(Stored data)
··········

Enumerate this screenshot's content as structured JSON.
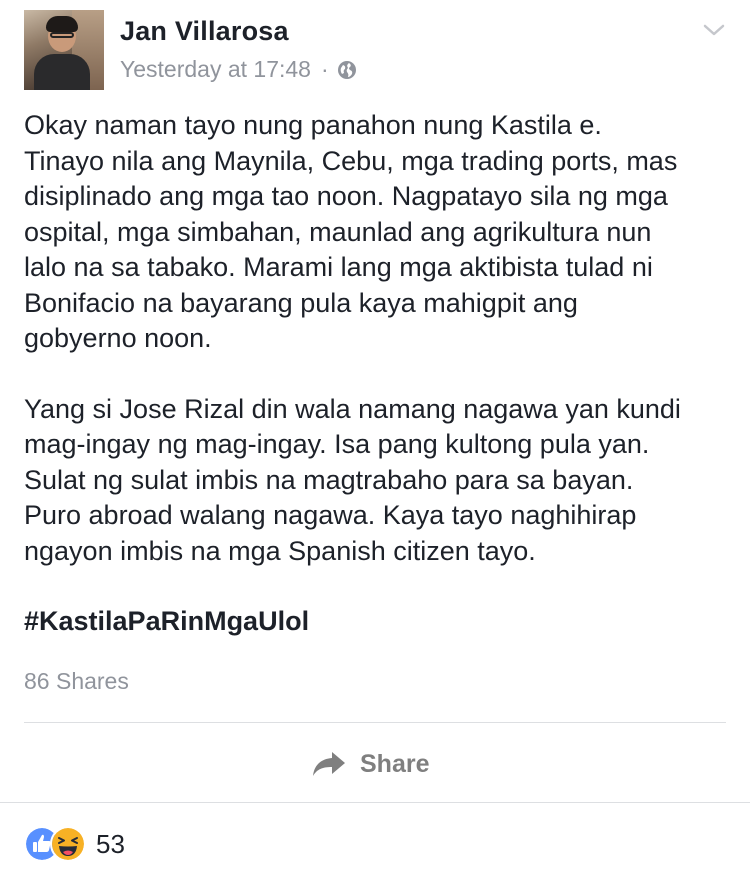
{
  "post": {
    "author": "Jan Villarosa",
    "timestamp": "Yesterday at 17:48",
    "separator": "·",
    "privacy_icon": "globe-icon",
    "paragraph_1": "Okay naman tayo nung panahon nung Kastila e.\nTinayo nila ang Maynila, Cebu, mga trading ports, mas\ndisiplinado ang mga tao noon. Nagpatayo sila ng mga\nospital, mga simbahan, maunlad ang agrikultura nun\nlalo na sa tabako. Marami lang mga aktibista tulad ni\nBonifacio na bayarang pula kaya mahigpit ang\ngobyerno noon.",
    "paragraph_2": "Yang si Jose Rizal din wala namang nagawa yan kundi\nmag-ingay ng mag-ingay. Isa pang kultong pula yan.\nSulat ng sulat imbis na magtrabaho para sa bayan.\nPuro abroad walang nagawa. Kaya tayo naghihirap\nngayon imbis na mga Spanish citizen tayo.",
    "hashtag": "#KastilaPaRinMgaUlol",
    "shares": "86 Shares"
  },
  "actions": {
    "share_label": "Share",
    "share_icon": "share-arrow-icon"
  },
  "reactions": {
    "icons": [
      "like-icon",
      "haha-icon"
    ],
    "count": "53",
    "like_color": "#5890ff",
    "haha_color": "#f7b125"
  },
  "colors": {
    "text": "#1d2129",
    "secondary_text": "#90949c",
    "divider": "#dddfe2"
  }
}
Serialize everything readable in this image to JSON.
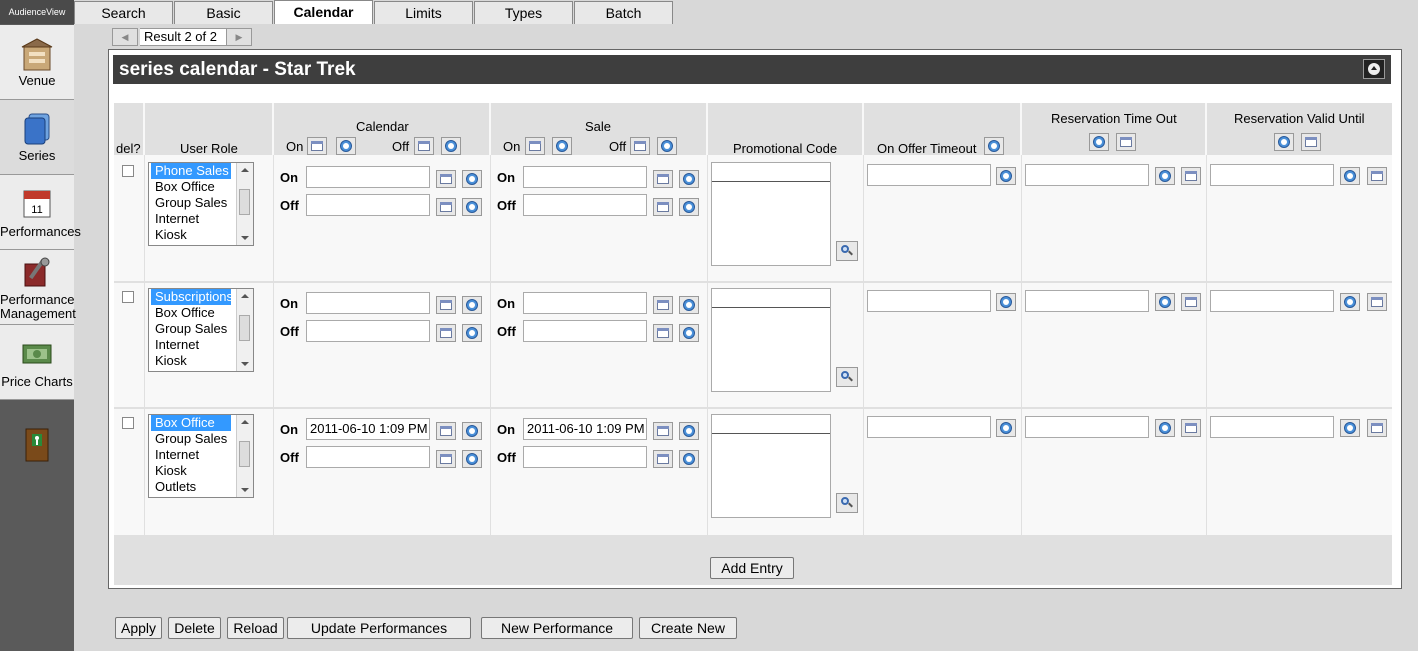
{
  "app": {
    "brand": "AudienceView"
  },
  "sidebar": {
    "items": [
      {
        "label": "Venue",
        "icon": "venue-icon"
      },
      {
        "label": "Series",
        "icon": "series-icon"
      },
      {
        "label": "Performances",
        "icon": "performances-icon"
      },
      {
        "label": "Performance Management",
        "icon": "performance-management-icon"
      },
      {
        "label": "Price Charts",
        "icon": "price-charts-icon"
      },
      {
        "label": "",
        "icon": "exit-door-icon"
      }
    ]
  },
  "tabs": [
    {
      "label": "Search"
    },
    {
      "label": "Basic"
    },
    {
      "label": "Calendar",
      "active": true
    },
    {
      "label": "Limits"
    },
    {
      "label": "Types"
    },
    {
      "label": "Batch"
    }
  ],
  "pager": {
    "label": "Result 2 of 2"
  },
  "panel": {
    "title": "series calendar - Star Trek"
  },
  "columns": {
    "del": "del?",
    "user_role": "User Role",
    "calendar": "Calendar",
    "sale": "Sale",
    "on": "On",
    "off": "Off",
    "promo": "Promotional Code",
    "offer_timeout": "On Offer Timeout",
    "res_timeout": "Reservation Time Out",
    "res_valid": "Reservation Valid Until"
  },
  "rows": [
    {
      "roles": [
        "Phone Sales",
        "Box Office",
        "Group Sales",
        "Internet",
        "Kiosk"
      ],
      "selected": 0,
      "calendar_on": "",
      "calendar_off": "",
      "sale_on": "",
      "sale_off": ""
    },
    {
      "roles": [
        "Subscriptions",
        "Box Office",
        "Group Sales",
        "Internet",
        "Kiosk"
      ],
      "selected": 0,
      "calendar_on": "",
      "calendar_off": "",
      "sale_on": "",
      "sale_off": ""
    },
    {
      "roles": [
        "Box Office",
        "Group Sales",
        "Internet",
        "Kiosk",
        "Outlets"
      ],
      "selected": 0,
      "calendar_on": "2011-06-10 1:09 PM",
      "calendar_off": "",
      "sale_on": "2011-06-10 1:09 PM",
      "sale_off": ""
    }
  ],
  "add_entry_label": "Add Entry",
  "actions": {
    "apply": "Apply",
    "delete": "Delete",
    "reload": "Reload",
    "update": "Update Performances",
    "new_performance": "New Performance",
    "create_new": "Create New"
  }
}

··········

REQUIRED TASK -
Quote every record above exactly, leaving out any pictures.

EXPECTED OUTPUT -
Enumerate this screenshot's content as structured JSON.
{
  "post": {
    "author": "Jan Villarosa",
    "timestamp": "Yesterday at 17:48",
    "separator": "·",
    "privacy_icon": "globe-icon",
    "paragraph_1": "Okay naman tayo nung panahon nung Kastila e.\nTinayo nila ang Maynila, Cebu, mga trading ports, mas\ndisiplinado ang mga tao noon. Nagpatayo sila ng mga\nospital, mga simbahan, maunlad ang agrikultura nun\nlalo na sa tabako. Marami lang mga aktibista tulad ni\nBonifacio na bayarang pula kaya mahigpit ang\ngobyerno noon.",
    "paragraph_2": "Yang si Jose Rizal din wala namang nagawa yan kundi\nmag-ingay ng mag-ingay. Isa pang kultong pula yan.\nSulat ng sulat imbis na magtrabaho para sa bayan.\nPuro abroad walang nagawa. Kaya tayo naghihirap\nngayon imbis na mga Spanish citizen tayo.",
    "hashtag": "#KastilaPaRinMgaUlol",
    "shares": "86 Shares"
  },
  "actions": {
    "share_label": "Share",
    "share_icon": "share-arrow-icon"
  },
  "reactions": {
    "icons": [
      "like-icon",
      "haha-icon"
    ],
    "count": "53",
    "like_color": "#5890ff",
    "haha_color": "#f7b125"
  },
  "colors": {
    "text": "#1d2129",
    "secondary_text": "#90949c",
    "divider": "#dddfe2"
  }
}
Serialize everything readable in this image to JSON.
{
  "app": {
    "brand": "AudienceView"
  },
  "sidebar": {
    "items": [
      {
        "label": "Venue",
        "icon": "venue-icon"
      },
      {
        "label": "Series",
        "icon": "series-icon"
      },
      {
        "label": "Performances",
        "icon": "performances-icon"
      },
      {
        "label": "Performance Management",
        "icon": "performance-management-icon"
      },
      {
        "label": "Price Charts",
        "icon": "price-charts-icon"
      },
      {
        "label": "",
        "icon": "exit-door-icon"
      }
    ]
  },
  "tabs": [
    {
      "label": "Search"
    },
    {
      "label": "Basic"
    },
    {
      "label": "Calendar",
      "active": true
    },
    {
      "label": "Limits"
    },
    {
      "label": "Types"
    },
    {
      "label": "Batch"
    }
  ],
  "pager": {
    "label": "Result 2 of 2"
  },
  "panel": {
    "title": "series calendar - Star Trek"
  },
  "columns": {
    "del": "del?",
    "user_role": "User Role",
    "calendar": "Calendar",
    "sale": "Sale",
    "on": "On",
    "off": "Off",
    "promo": "Promotional Code",
    "offer_timeout": "On Offer Timeout",
    "res_timeout": "Reservation Time Out",
    "res_valid": "Reservation Valid Until"
  },
  "rows": [
    {
      "roles": [
        "Phone Sales",
        "Box Office",
        "Group Sales",
        "Internet",
        "Kiosk"
      ],
      "selected": 0,
      "calendar_on": "",
      "calendar_off": "",
      "sale_on": "",
      "sale_off": ""
    },
    {
      "roles": [
        "Subscriptions",
        "Box Office",
        "Group Sales",
        "Internet",
        "Kiosk"
      ],
      "selected": 0,
      "calendar_on": "",
      "calendar_off": "",
      "sale_on": "",
      "sale_off": ""
    },
    {
      "roles": [
        "Box Office",
        "Group Sales",
        "Internet",
        "Kiosk",
        "Outlets"
      ],
      "selected": 0,
      "calendar_on": "2011-06-10 1:09 PM",
      "calendar_off": "",
      "sale_on": "2011-06-10 1:09 PM",
      "sale_off": ""
    }
  ],
  "add_entry_label": "Add Entry",
  "actions": {
    "apply": "Apply",
    "delete": "Delete",
    "reload": "Reload",
    "update": "Update Performances",
    "new_performance": "New Performance",
    "create_new": "Create New"
  }
}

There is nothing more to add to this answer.